Segment Start: AVAILABLE DATA
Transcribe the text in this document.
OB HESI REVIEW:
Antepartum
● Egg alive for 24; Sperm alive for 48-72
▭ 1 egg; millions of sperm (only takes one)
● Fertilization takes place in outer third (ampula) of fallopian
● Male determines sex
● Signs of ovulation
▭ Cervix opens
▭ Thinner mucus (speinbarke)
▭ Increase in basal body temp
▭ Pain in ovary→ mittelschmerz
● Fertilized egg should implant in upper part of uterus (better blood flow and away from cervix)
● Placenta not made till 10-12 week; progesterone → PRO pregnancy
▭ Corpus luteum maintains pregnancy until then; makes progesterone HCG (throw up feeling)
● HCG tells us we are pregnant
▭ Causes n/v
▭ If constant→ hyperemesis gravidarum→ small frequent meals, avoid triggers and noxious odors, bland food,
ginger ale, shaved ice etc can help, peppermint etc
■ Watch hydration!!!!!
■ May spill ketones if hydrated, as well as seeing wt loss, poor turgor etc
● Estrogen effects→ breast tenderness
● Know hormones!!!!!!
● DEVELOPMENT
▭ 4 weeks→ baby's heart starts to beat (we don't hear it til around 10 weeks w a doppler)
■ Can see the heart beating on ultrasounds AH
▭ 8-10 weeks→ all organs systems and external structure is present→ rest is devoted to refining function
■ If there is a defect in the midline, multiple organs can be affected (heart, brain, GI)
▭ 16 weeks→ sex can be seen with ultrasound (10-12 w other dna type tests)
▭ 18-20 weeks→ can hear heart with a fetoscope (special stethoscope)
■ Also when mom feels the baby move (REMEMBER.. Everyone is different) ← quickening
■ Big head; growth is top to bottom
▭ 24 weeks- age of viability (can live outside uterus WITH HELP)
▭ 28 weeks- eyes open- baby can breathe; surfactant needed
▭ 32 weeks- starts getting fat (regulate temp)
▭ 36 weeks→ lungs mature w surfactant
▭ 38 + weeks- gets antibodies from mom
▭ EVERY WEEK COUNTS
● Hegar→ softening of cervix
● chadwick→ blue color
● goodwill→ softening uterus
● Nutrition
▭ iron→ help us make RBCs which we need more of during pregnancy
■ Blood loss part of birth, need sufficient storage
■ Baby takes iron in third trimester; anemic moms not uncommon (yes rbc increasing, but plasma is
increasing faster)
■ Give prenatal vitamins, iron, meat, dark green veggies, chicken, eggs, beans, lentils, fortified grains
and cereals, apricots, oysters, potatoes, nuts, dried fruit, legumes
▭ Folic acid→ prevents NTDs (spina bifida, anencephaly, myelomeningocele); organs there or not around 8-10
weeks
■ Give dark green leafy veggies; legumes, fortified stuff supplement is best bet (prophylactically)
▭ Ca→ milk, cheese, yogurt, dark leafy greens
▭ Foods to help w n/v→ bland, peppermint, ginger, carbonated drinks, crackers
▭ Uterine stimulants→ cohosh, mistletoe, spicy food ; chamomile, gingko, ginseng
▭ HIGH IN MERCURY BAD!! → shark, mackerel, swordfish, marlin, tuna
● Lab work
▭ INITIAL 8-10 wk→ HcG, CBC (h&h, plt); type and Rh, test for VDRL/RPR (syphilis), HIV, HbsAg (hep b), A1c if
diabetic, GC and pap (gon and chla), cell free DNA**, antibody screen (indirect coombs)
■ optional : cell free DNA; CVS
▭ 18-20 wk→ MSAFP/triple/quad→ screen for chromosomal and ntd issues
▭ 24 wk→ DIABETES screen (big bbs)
Segment End: AVAILABLE DATA
Retype each entry exactly, leaving none of them out.

▸ COMPLETED TASK:
Transcribe the text in this document.
OB HESI REVIEW:
Antepartum
● Egg alive for 24; Sperm alive for 48-72
▭ 1 egg; millions of sperm (only takes one)
● Fertilization takes place in outer third (ampula) of fallopian
● Male determines sex
● Signs of ovulation
▭ Cervix opens
▭ Thinner mucus (speinbarke)
▭ Increase in basal body temp
▭ Pain in ovary→ mittelschmerz
● Fertilized egg should implant in upper part of uterus (better blood flow and away from cervix)
● Placenta not made till 10-12 week; progesterone → PRO pregnancy
▭ Corpus luteum maintains pregnancy until then; makes progesterone HCG (throw up feeling)
● HCG tells us we are pregnant
▭ Causes n/v
▭ If constant→ hyperemesis gravidarum→ small frequent meals, avoid triggers and noxious odors, bland food,
ginger ale, shaved ice etc can help, peppermint etc
■ Watch hydration!!!!!
■ May spill ketones if hydrated, as well as seeing wt loss, poor turgor etc
● Estrogen effects→ breast tenderness
● Know hormones!!!!!!
● DEVELOPMENT
▭ 4 weeks→ baby's heart starts to beat (we don't hear it til around 10 weeks w a doppler)
■ Can see the heart beating on ultrasounds AH
▭ 8-10 weeks→ all organs systems and external structure is present→ rest is devoted to refining function
■ If there is a defect in the midline, multiple organs can be affected (heart, brain, GI)
▭ 16 weeks→ sex can be seen with ultrasound (10-12 w other dna type tests)
▭ 18-20 weeks→ can hear heart with a fetoscope (special stethoscope)
■ Also when mom feels the baby move (REMEMBER.. Everyone is different) ← quickening
■ Big head; growth is top to bottom
▭ 24 weeks- age of viability (can live outside uterus WITH HELP)
▭ 28 weeks- eyes open- baby can breathe; surfactant needed
▭ 32 weeks- starts getting fat (regulate temp)
▭ 36 weeks→ lungs mature w surfactant
▭ 38 + weeks- gets antibodies from mom
▭ EVERY WEEK COUNTS
● Hegar→ softening of cervix
● chadwick→ blue color
● goodwill→ softening uterus
● Nutrition
▭ iron→ help us make RBCs which we need more of during pregnancy
■ Blood loss part of birth, need sufficient storage
■ Baby takes iron in third trimester; anemic moms not uncommon (yes rbc increasing, but plasma is
increasing faster)
■ Give prenatal vitamins, iron, meat, dark green veggies, chicken, eggs, beans, lentils, fortified grains
and cereals, apricots, oysters, potatoes, nuts, dried fruit, legumes
▭ Folic acid→ prevents NTDs (spina bifida, anencephaly, myelomeningocele); organs there or not around 8-10
weeks
■ Give dark green leafy veggies; legumes, fortified stuff supplement is best bet (prophylactically)
▭ Ca→ milk, cheese, yogurt, dark leafy greens
▭ Foods to help w n/v→ bland, peppermint, ginger, carbonated drinks, crackers
▭ Uterine stimulants→ cohosh, mistletoe, spicy food ; chamomile, gingko, ginseng
▭ HIGH IN MERCURY BAD!! → shark, mackerel, swordfish, marlin, tuna
● Lab work
▭ INITIAL 8-10 wk→ HcG, CBC (h&h, plt); type and Rh, test for VDRL/RPR (syphilis), HIV, HbsAg (hep b), A1c if
diabetic, GC and pap (gon and chla), cell free DNA**, antibody screen (indirect coombs)
■ optional : cell free DNA; CVS
▭ 18-20 wk→ MSAFP/triple/quad→ screen for chromosomal and ntd issues
▭ 24 wk→ DIABETES screen (big bbs)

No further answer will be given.